▶ What the task requires
Pictures stay out; everything else in the records below is copied exactly.
++++++++++++++++++++
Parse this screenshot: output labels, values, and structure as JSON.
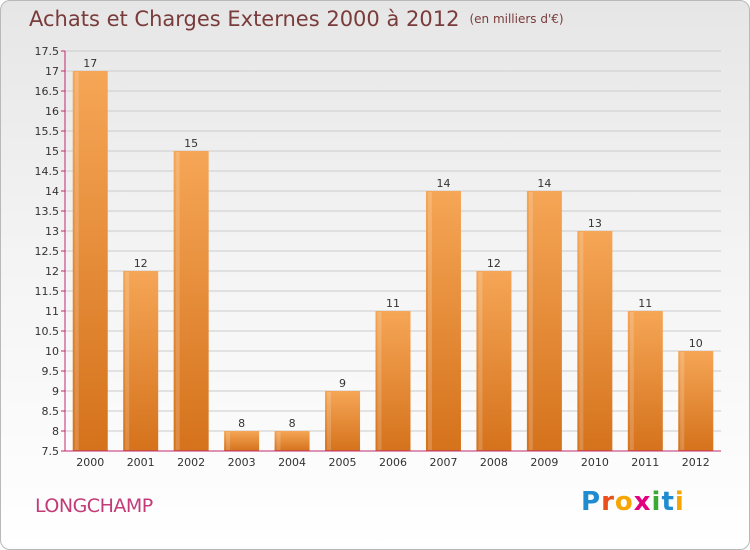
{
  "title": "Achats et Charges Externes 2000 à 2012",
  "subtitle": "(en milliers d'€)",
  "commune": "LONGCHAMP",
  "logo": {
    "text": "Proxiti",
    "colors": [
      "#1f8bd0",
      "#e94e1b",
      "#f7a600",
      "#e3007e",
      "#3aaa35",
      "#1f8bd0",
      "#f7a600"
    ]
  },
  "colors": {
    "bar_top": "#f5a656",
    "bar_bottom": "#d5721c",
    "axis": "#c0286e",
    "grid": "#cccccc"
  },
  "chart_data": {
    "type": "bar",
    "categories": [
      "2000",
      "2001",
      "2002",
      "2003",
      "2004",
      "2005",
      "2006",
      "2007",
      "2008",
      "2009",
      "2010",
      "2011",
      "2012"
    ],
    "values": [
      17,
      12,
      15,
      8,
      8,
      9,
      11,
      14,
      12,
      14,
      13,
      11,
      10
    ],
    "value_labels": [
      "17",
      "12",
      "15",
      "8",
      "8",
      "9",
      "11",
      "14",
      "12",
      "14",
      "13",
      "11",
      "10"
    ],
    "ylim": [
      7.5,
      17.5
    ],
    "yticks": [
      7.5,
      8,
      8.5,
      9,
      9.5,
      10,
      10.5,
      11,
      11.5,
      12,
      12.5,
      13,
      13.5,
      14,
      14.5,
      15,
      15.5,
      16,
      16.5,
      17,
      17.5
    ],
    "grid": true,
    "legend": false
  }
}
++++++++++++++++++++
▶ Exercise response
Parse this screenshot: output labels, values, and structure as JSON.
{
  "title": "Achats et Charges Externes 2000 à 2012",
  "subtitle": "(en milliers d'€)",
  "commune": "LONGCHAMP",
  "logo": {
    "text": "Proxiti",
    "colors": [
      "#1f8bd0",
      "#e94e1b",
      "#f7a600",
      "#e3007e",
      "#3aaa35",
      "#1f8bd0",
      "#f7a600"
    ]
  },
  "colors": {
    "bar_top": "#f5a656",
    "bar_bottom": "#d5721c",
    "axis": "#c0286e",
    "grid": "#cccccc"
  },
  "chart_data": {
    "type": "bar",
    "categories": [
      "2000",
      "2001",
      "2002",
      "2003",
      "2004",
      "2005",
      "2006",
      "2007",
      "2008",
      "2009",
      "2010",
      "2011",
      "2012"
    ],
    "values": [
      17,
      12,
      15,
      8,
      8,
      9,
      11,
      14,
      12,
      14,
      13,
      11,
      10
    ],
    "value_labels": [
      "17",
      "12",
      "15",
      "8",
      "8",
      "9",
      "11",
      "14",
      "12",
      "14",
      "13",
      "11",
      "10"
    ],
    "ylim": [
      7.5,
      17.5
    ],
    "yticks": [
      7.5,
      8,
      8.5,
      9,
      9.5,
      10,
      10.5,
      11,
      11.5,
      12,
      12.5,
      13,
      13.5,
      14,
      14.5,
      15,
      15.5,
      16,
      16.5,
      17,
      17.5
    ],
    "grid": true,
    "legend": false
  }
}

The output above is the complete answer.